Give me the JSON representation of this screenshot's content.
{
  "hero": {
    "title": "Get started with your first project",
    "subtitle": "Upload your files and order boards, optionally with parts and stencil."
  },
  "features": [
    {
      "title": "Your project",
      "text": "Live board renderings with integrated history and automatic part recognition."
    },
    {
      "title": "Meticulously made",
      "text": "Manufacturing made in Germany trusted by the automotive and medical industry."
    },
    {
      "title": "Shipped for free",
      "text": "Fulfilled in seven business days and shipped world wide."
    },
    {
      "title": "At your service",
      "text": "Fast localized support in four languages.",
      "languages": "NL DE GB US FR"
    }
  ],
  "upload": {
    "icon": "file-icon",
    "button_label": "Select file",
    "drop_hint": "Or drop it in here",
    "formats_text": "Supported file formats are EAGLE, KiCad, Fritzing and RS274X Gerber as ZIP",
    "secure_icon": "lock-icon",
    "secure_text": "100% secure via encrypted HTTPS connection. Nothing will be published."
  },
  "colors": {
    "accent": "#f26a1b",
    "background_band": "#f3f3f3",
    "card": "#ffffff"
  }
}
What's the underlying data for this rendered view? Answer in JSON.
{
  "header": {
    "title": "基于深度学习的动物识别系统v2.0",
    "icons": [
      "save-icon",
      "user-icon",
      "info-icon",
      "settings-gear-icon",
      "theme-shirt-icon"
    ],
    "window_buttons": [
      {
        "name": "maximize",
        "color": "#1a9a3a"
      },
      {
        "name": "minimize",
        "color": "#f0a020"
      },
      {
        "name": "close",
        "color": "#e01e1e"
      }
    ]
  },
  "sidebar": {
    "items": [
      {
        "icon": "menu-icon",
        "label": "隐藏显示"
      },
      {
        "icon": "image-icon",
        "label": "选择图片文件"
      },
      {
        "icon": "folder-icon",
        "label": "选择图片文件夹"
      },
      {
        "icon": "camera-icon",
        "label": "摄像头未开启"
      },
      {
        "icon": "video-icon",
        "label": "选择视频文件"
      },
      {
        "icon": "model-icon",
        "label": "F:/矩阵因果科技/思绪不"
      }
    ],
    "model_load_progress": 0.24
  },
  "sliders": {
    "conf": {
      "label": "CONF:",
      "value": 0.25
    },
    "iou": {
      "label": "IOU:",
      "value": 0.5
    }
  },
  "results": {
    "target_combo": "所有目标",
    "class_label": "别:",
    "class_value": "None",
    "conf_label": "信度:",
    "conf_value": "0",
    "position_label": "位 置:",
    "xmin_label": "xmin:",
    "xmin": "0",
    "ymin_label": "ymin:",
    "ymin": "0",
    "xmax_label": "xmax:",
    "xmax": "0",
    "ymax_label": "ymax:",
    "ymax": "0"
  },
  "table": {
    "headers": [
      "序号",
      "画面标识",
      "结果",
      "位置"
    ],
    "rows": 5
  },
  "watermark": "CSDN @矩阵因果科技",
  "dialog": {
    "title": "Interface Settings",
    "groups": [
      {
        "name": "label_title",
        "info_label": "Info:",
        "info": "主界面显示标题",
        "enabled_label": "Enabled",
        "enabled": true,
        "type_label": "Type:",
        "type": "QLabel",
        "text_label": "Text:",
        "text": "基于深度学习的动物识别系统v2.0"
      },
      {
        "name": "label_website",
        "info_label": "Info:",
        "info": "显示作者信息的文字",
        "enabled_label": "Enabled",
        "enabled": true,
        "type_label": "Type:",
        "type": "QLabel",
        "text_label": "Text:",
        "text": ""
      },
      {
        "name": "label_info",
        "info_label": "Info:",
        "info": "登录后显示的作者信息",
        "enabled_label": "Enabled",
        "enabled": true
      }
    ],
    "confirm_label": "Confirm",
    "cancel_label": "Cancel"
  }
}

_YOUR GOAL_
Identify and copy all lines with the word "languages".

_ANSWER TO THIS EXERCISE_
      "text": "Fast localized support in four languages.",
      "languages": "NL DE GB US FR"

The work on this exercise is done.